▶ _Complete the following_:
[a] Do these statements agree with the text below about the film Caprices? (i) Jules Kruger handled the film's cinematography. (ii) The film opened in Paris before it opened in Germany. (iii) TF1 Vidéo released the film on DVD. Answer yes or no for each, and quote the deciding words of the text.
[b] Using the text below about the film Caprices, explain in one to three sentences why Continental Films made its films.
[c] Turn the paragraph of the text below about the film Caprices that begins "Caprices is a 1942 French comedy film" into a brief list, keeping its main facts.

____ Text provided

- Theatrical poster
- Directed by: Léo Joannon
- Written by: Léo Joannon André Cayatte (dialogue) Jacques Companéez (uncredited)
- Starring: Danielle Darrieux Albert Préjean
- Cinematography: Jules Kruger
- Music by: Georges Van Parys
- Production company: Continental Films
- Distributed by: A.C.E.
- Release dates: 16 February 1942 (Paris); 7 August 1942 (Nazi Germany);
- Running time: 80 min
- Country: France
- Language: French

= Caprices (film) =

Caprices is a 1942 French comedy film starring Danielle Darrieux and Albert Préjean, and was directed by Léo Joannon, who co-wrote screenplay with André Cayatte and Jacques Companéez for the German run film company Continental Films who made films to take the place of banned American films. It was released on VHS by TF1 Vidéo in France on 1 January 1998.

________
____ Data section

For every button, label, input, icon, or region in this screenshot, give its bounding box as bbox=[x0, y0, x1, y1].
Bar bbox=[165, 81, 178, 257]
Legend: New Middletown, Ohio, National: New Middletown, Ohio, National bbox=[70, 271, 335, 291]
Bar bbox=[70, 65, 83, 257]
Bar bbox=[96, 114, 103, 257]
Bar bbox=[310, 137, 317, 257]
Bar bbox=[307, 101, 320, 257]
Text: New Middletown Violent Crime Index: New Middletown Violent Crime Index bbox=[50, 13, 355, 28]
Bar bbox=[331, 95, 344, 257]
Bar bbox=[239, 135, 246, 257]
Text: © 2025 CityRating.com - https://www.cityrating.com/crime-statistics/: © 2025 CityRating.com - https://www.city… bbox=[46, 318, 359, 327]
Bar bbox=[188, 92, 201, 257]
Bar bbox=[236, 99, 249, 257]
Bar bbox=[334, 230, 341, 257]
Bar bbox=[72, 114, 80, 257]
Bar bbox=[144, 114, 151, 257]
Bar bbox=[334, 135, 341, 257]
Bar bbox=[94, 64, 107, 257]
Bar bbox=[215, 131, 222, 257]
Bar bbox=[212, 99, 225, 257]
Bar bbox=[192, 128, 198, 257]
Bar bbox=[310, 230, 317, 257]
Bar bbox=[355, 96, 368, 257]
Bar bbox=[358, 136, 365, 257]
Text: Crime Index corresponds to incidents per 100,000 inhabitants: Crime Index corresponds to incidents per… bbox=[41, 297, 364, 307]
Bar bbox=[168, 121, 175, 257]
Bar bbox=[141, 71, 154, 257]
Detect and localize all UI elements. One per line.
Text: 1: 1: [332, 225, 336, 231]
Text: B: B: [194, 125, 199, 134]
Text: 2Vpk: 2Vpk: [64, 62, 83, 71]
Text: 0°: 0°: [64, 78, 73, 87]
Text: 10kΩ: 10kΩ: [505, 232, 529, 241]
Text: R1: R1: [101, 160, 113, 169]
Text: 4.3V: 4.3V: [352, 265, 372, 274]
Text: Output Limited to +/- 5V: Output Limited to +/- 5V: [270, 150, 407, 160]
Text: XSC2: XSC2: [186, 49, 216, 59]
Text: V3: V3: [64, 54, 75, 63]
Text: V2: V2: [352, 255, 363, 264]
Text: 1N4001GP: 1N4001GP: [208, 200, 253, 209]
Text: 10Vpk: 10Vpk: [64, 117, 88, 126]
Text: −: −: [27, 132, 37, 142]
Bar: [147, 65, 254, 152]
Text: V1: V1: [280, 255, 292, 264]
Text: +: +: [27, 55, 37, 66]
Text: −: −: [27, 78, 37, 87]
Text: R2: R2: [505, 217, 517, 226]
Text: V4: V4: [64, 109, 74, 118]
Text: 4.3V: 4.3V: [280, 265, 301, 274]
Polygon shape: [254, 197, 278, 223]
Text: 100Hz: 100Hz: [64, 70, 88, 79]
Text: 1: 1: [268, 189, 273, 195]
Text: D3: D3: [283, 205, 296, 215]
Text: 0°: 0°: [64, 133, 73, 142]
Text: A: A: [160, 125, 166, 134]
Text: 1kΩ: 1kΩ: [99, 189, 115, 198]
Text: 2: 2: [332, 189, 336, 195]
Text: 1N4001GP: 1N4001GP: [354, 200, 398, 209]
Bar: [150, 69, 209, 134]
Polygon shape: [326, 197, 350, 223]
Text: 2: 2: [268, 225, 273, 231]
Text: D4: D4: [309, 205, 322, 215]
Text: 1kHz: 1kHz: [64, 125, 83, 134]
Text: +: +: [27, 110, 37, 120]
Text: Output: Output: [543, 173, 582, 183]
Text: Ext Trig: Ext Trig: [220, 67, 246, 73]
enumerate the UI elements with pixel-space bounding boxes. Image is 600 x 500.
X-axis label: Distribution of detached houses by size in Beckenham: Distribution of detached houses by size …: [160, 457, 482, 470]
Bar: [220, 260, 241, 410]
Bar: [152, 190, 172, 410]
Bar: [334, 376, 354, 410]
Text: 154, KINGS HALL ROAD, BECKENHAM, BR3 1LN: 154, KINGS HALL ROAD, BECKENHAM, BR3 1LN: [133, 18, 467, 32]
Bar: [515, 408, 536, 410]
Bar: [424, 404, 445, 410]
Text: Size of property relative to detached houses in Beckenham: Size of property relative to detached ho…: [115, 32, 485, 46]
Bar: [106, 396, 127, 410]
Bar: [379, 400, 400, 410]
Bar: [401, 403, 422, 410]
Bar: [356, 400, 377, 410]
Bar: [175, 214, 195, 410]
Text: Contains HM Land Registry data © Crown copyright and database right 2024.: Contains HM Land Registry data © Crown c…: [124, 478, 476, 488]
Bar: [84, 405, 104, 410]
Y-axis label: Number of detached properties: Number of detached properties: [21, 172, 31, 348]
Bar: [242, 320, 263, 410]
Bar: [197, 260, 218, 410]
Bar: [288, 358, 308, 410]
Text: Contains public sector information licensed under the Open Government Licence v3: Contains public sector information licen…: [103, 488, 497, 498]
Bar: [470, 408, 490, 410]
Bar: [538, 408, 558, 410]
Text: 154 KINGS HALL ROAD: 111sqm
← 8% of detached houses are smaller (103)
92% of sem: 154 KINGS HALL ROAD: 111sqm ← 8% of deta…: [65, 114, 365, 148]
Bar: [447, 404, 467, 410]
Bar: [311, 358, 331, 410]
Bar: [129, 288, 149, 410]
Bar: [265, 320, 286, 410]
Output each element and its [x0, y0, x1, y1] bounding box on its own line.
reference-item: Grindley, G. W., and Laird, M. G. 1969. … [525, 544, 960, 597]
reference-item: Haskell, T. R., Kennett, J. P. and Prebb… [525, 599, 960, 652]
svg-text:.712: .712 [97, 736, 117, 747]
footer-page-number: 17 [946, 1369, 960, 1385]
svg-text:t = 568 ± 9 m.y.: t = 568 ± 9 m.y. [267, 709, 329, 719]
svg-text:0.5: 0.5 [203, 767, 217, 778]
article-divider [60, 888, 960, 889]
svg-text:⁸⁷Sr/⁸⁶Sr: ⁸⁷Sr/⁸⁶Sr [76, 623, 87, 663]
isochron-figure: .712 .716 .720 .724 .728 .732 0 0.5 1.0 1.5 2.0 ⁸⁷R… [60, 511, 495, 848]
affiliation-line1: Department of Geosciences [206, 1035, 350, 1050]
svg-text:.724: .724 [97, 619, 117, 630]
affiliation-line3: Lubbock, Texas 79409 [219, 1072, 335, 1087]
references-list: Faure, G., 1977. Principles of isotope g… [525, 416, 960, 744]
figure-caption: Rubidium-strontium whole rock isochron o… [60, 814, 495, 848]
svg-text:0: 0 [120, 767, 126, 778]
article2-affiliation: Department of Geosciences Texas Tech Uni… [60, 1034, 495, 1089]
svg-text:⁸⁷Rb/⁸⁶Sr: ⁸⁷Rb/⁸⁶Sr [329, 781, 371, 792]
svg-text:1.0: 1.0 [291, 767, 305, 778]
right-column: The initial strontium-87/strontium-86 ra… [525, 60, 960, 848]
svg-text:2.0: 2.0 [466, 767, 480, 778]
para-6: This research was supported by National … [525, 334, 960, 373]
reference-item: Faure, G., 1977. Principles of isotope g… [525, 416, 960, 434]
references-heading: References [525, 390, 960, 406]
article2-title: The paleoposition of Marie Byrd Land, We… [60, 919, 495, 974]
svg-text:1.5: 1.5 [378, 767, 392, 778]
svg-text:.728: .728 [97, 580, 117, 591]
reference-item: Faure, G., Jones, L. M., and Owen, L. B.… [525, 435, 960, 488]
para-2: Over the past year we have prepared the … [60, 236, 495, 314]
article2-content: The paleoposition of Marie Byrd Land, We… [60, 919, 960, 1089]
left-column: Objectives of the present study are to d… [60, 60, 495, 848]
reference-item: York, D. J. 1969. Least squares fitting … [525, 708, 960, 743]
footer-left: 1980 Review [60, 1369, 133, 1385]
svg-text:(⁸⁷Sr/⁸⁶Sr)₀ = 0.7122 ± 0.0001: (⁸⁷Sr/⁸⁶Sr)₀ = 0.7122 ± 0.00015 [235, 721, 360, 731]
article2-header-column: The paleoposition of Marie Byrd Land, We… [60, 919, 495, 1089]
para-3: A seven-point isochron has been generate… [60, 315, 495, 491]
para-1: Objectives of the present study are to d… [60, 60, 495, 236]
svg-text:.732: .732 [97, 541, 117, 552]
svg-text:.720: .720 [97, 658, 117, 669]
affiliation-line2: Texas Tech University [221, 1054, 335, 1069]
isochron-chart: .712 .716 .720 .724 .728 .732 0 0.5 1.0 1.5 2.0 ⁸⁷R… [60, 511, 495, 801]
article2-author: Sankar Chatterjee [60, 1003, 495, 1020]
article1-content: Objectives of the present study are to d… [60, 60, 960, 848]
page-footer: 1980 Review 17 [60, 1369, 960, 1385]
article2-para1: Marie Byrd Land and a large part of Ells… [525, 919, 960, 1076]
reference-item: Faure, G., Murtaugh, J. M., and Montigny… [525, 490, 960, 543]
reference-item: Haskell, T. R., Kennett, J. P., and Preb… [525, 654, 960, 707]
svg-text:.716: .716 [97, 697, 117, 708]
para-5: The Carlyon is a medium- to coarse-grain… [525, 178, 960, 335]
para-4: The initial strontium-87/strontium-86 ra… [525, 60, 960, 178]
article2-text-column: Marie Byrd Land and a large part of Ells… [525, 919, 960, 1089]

________

▶ _Replies_:
[a]
(i) Yes: "Cinematography: Jules Kruger"
(ii) Yes: "16 February 1942 (Paris); 7 August 1942 (Nazi Germany)"
(iii) No: "It was released on VHS by TF1 Vidéo in France on 1 January 1998."

[b] Continental Films was a German-run company that made films to take the place of American films that had been banned.

[c]
- 1942 French comedy film
- Stars Danielle Darrieux and Albert Préjean
- Directed by Léo Joannon
- Screenplay by Joannon, André Cayatte and Jacques Companéez
- Made for Continental Films, a German-run company that produced films to replace banned American films
- Released on VHS in France by TF1 Vidéo on 1 January 1998